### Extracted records
+ + +
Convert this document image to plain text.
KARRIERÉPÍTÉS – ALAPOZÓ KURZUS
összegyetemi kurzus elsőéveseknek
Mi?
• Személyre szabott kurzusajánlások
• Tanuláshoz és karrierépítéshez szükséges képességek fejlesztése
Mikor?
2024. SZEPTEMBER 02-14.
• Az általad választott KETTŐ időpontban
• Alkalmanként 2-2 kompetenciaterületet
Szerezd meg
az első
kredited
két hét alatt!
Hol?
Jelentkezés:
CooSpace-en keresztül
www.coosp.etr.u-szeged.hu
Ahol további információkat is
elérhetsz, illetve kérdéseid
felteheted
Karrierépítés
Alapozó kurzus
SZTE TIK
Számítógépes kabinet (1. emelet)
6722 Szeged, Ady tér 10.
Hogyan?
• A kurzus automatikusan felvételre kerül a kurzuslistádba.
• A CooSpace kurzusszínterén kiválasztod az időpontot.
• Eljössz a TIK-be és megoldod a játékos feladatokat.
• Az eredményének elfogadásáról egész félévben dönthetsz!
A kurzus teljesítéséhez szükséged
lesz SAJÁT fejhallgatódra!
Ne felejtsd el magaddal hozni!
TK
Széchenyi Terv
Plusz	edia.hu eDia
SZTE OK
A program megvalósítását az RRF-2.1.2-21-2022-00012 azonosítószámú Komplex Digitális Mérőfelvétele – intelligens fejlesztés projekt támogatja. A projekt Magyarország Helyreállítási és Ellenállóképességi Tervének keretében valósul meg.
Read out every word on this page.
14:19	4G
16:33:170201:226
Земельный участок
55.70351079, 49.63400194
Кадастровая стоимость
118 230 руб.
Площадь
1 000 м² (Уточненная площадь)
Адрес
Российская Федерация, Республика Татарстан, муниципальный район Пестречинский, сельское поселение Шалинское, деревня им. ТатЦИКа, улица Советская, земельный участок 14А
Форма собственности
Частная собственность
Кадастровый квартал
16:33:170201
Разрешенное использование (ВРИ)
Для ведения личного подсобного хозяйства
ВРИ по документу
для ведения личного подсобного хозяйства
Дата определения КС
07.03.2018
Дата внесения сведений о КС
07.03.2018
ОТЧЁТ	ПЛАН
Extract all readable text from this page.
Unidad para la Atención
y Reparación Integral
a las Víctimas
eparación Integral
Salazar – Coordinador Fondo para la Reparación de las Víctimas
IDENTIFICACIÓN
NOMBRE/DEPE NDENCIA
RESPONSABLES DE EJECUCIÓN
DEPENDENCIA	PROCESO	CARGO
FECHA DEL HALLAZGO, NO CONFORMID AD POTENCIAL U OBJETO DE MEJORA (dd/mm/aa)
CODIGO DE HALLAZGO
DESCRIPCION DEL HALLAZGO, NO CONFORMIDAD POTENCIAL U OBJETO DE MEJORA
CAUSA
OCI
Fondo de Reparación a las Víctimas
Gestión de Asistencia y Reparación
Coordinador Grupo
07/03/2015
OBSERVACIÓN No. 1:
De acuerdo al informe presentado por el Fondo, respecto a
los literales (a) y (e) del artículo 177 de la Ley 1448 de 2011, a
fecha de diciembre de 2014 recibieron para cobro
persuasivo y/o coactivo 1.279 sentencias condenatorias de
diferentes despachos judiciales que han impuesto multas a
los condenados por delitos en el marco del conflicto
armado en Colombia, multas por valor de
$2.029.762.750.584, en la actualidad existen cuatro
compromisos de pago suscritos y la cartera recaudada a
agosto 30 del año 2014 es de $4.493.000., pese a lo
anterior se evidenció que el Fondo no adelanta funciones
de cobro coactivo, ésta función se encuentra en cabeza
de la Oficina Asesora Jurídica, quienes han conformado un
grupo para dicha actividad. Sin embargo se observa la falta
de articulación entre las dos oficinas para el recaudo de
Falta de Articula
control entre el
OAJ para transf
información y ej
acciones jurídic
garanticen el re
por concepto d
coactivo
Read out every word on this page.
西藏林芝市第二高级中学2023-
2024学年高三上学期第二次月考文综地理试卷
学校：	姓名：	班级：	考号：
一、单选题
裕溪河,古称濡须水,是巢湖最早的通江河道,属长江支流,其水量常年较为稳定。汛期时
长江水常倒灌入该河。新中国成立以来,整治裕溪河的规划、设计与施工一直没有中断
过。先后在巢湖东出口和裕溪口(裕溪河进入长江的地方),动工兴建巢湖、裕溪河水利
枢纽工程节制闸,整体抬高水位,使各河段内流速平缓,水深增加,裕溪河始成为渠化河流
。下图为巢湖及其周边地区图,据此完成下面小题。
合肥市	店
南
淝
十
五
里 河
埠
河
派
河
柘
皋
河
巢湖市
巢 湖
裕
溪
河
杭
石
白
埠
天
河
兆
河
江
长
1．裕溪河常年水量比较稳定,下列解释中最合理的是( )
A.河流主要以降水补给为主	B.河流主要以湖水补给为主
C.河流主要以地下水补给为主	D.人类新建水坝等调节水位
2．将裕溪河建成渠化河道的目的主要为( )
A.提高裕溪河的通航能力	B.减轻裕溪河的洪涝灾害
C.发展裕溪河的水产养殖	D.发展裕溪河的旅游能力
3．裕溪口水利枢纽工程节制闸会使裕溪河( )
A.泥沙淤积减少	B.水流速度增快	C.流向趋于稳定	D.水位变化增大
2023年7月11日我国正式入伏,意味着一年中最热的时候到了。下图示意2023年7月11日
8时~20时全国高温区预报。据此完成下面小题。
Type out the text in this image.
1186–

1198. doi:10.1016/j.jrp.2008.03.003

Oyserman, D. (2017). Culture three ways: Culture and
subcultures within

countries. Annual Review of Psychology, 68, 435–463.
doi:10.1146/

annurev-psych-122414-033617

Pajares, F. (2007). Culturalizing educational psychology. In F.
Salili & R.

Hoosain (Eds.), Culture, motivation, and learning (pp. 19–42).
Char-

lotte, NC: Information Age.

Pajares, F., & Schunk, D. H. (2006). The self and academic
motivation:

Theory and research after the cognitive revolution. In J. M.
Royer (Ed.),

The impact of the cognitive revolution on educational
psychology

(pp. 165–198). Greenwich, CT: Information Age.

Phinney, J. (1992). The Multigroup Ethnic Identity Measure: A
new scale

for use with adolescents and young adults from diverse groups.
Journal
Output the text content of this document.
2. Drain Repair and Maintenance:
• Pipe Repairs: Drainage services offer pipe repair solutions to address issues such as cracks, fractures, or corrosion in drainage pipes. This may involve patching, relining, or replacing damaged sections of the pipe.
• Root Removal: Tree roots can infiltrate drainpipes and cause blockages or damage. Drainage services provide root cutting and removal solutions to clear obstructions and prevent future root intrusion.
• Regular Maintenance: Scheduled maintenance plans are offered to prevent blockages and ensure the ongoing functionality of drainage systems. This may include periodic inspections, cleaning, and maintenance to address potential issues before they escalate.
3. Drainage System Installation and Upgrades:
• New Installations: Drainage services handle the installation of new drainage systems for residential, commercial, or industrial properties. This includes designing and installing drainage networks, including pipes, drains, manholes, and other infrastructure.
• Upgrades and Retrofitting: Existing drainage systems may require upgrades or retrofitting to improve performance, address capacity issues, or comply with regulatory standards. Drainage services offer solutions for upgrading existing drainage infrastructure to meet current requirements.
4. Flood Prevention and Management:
+ + +
### What to do
Count how many lines contain "entre" and give only that count.

### Written answer
2